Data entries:
▬▬▬▬▬▬▬▬▬▬

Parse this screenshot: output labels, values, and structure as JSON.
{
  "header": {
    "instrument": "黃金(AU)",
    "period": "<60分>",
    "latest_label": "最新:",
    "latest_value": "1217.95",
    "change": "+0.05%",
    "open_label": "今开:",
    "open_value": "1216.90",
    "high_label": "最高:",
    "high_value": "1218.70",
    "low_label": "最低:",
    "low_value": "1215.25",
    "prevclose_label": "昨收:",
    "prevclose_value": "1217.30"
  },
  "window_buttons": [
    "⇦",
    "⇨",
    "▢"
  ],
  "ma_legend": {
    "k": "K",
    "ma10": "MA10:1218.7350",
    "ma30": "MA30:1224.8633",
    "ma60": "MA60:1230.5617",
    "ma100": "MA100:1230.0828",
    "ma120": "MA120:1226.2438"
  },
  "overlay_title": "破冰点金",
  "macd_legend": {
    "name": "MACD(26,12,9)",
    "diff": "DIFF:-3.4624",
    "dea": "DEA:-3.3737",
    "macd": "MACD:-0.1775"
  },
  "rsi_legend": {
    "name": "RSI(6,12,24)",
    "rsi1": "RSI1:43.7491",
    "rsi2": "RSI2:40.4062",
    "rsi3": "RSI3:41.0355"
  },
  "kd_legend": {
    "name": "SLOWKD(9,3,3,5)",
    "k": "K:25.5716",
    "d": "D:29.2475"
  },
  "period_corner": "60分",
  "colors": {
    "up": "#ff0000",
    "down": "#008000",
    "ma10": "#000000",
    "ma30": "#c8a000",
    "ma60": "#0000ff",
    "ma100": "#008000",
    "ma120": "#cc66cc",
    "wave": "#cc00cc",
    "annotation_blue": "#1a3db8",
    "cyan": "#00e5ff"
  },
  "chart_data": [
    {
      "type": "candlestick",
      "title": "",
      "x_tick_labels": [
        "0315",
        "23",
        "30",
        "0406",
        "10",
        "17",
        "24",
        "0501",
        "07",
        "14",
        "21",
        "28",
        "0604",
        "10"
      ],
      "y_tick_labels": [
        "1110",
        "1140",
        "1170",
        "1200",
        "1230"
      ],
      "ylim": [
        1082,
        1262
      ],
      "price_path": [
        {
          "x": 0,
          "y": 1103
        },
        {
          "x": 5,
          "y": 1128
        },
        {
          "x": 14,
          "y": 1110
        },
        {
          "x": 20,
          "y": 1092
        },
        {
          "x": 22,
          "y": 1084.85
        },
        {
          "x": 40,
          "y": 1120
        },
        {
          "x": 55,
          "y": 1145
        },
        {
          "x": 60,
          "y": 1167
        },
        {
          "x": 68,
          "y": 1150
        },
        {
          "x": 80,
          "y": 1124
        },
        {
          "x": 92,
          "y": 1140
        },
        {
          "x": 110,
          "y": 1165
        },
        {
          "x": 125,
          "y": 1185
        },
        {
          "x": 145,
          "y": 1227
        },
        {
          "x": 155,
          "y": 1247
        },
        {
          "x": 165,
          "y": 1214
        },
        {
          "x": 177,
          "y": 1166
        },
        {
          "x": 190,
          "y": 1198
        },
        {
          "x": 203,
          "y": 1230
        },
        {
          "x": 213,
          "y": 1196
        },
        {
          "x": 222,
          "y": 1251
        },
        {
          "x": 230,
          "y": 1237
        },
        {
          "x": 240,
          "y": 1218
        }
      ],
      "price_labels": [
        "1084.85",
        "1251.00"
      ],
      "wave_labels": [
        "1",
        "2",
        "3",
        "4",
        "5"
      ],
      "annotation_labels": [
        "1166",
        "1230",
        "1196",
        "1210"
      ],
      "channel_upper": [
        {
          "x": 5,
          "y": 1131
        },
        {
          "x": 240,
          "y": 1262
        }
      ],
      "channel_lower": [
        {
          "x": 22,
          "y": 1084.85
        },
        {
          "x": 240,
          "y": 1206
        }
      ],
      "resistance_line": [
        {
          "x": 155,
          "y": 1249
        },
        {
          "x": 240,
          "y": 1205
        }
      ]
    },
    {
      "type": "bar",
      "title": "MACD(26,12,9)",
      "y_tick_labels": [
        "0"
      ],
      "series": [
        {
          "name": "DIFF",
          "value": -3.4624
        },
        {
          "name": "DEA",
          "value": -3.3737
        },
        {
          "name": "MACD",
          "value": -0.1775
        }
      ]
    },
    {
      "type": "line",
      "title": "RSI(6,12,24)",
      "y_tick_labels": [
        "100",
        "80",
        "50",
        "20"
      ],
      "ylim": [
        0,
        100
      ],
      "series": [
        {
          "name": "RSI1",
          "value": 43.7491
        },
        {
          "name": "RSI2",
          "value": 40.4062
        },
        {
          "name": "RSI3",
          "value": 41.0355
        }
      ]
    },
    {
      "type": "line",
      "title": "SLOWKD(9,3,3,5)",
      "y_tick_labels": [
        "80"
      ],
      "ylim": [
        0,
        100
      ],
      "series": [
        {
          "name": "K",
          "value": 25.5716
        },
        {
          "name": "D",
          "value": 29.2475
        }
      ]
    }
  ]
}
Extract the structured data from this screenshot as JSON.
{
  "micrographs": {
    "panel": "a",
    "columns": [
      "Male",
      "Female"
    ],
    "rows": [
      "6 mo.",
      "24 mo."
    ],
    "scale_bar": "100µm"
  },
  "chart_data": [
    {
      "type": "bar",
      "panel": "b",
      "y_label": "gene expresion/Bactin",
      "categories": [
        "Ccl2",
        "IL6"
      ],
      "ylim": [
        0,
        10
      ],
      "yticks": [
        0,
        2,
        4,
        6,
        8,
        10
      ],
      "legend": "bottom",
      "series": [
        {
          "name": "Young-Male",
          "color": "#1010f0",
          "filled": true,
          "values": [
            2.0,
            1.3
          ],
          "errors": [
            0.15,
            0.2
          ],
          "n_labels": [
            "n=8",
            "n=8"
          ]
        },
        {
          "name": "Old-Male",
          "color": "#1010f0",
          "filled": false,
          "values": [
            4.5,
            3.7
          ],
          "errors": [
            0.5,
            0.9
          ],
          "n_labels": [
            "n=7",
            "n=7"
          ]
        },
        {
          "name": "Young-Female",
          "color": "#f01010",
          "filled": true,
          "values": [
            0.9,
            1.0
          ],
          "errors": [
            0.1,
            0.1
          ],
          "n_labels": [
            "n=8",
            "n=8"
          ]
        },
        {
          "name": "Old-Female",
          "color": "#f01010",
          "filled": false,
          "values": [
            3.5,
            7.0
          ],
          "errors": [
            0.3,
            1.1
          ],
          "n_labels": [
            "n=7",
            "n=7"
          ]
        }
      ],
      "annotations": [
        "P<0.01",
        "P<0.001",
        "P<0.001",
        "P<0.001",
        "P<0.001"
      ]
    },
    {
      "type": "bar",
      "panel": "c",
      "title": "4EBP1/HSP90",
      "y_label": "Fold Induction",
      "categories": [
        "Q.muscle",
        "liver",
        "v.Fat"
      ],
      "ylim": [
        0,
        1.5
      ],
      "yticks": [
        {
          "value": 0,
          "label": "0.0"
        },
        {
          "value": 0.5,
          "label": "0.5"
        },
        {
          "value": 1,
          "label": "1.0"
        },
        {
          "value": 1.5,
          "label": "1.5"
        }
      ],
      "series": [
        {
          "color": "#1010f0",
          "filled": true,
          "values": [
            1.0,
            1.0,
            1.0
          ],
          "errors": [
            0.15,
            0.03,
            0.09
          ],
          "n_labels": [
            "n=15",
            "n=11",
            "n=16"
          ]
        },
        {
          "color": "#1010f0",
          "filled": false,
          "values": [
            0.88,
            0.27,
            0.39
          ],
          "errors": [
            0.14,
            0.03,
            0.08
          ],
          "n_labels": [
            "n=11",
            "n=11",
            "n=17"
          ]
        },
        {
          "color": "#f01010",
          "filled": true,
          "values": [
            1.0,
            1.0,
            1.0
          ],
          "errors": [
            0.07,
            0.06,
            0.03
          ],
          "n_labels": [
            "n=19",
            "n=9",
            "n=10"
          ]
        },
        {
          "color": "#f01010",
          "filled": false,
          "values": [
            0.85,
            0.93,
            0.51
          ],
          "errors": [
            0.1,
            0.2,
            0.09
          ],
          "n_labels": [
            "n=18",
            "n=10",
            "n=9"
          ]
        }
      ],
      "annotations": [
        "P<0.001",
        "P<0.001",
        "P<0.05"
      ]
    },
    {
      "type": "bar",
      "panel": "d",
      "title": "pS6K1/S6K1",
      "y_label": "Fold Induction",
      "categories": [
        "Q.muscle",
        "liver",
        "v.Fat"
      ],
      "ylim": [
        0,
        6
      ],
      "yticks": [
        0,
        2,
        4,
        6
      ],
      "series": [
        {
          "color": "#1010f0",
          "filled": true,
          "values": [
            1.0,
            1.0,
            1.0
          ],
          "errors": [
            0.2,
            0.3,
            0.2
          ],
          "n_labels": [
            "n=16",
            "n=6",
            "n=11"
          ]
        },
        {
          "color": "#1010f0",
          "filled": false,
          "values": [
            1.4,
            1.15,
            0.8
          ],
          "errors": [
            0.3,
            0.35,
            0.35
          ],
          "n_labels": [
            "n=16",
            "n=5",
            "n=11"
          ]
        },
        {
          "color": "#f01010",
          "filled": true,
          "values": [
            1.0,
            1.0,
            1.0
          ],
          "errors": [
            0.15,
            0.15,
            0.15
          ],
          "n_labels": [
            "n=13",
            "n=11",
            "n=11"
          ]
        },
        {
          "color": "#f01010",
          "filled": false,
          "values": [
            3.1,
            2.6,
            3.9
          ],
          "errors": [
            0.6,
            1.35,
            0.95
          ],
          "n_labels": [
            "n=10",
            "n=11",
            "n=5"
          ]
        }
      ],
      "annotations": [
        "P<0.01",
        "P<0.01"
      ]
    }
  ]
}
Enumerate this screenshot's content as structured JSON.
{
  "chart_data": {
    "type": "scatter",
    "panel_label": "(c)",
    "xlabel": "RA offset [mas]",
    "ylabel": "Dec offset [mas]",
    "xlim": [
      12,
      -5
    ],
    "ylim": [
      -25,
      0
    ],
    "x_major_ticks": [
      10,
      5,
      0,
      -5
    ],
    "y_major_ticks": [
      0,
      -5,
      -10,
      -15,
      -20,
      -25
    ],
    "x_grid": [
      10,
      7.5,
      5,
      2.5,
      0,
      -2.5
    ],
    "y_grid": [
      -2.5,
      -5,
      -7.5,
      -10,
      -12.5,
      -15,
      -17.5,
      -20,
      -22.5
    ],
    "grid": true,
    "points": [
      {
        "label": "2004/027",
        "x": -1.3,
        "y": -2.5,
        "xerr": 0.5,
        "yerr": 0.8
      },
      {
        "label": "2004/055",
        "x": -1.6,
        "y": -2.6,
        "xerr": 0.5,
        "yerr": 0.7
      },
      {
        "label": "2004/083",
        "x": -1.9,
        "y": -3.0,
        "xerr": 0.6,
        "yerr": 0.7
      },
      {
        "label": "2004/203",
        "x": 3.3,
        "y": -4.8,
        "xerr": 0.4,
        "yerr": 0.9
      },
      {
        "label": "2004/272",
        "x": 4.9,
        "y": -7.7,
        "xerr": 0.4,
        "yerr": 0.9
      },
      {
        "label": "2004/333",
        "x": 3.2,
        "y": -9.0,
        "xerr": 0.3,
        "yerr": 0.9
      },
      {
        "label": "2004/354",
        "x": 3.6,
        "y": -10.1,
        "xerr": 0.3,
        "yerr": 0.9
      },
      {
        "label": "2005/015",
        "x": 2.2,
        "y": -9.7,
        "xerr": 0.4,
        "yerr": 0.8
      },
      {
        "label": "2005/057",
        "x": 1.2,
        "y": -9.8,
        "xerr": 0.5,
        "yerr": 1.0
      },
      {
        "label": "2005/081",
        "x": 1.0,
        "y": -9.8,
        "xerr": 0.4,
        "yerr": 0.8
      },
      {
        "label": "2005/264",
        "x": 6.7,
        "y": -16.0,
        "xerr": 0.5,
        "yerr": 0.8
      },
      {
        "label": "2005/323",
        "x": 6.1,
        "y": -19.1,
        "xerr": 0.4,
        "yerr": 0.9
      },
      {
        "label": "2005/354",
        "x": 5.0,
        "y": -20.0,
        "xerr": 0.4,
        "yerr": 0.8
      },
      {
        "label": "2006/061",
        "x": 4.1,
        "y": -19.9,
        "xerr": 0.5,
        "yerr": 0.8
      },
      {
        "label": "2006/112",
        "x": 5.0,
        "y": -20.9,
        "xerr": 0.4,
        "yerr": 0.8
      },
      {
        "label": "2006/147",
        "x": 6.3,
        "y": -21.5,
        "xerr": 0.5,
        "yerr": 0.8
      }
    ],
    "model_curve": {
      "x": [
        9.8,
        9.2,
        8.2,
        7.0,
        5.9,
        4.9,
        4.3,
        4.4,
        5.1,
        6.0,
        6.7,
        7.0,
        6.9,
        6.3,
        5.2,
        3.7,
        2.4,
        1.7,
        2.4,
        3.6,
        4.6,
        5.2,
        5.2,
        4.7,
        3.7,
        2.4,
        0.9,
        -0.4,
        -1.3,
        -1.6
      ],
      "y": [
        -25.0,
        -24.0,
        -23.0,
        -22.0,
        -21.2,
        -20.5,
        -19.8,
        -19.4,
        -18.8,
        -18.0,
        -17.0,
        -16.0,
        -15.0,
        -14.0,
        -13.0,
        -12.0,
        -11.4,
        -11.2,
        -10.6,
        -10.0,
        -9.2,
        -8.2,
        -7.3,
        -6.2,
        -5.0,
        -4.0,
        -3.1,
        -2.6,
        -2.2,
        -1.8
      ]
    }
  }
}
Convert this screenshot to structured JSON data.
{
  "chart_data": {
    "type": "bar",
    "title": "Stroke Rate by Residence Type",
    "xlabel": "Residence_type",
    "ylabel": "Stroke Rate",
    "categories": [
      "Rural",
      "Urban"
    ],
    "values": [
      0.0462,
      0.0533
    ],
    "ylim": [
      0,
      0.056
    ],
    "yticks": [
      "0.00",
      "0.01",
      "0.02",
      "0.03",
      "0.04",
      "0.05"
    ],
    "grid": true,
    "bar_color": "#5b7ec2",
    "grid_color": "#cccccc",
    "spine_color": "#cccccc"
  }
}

▬▬▬▬▬▬▬▬▬▬

INSTRUCTIONS TO FOLLOW: Repeat only what runs from the line holding "Convert this screenshot" to the end of the data, keeping every line exactly as written, first and last included.

SOLUTION FOR THIS TASK:
Convert this screenshot to structured JSON data.
{
  "chart_data": {
    "type": "bar",
    "title": "Stroke Rate by Residence Type",
    "xlabel": "Residence_type",
    "ylabel": "Stroke Rate",
    "categories": [
      "Rural",
      "Urban"
    ],
    "values": [
      0.0462,
      0.0533
    ],
    "ylim": [
      0,
      0.056
    ],
    "yticks": [
      "0.00",
      "0.01",
      "0.02",
      "0.03",
      "0.04",
      "0.05"
    ],
    "grid": true,
    "bar_color": "#5b7ec2",
    "grid_color": "#cccccc",
    "spine_color": "#cccccc"
  }
}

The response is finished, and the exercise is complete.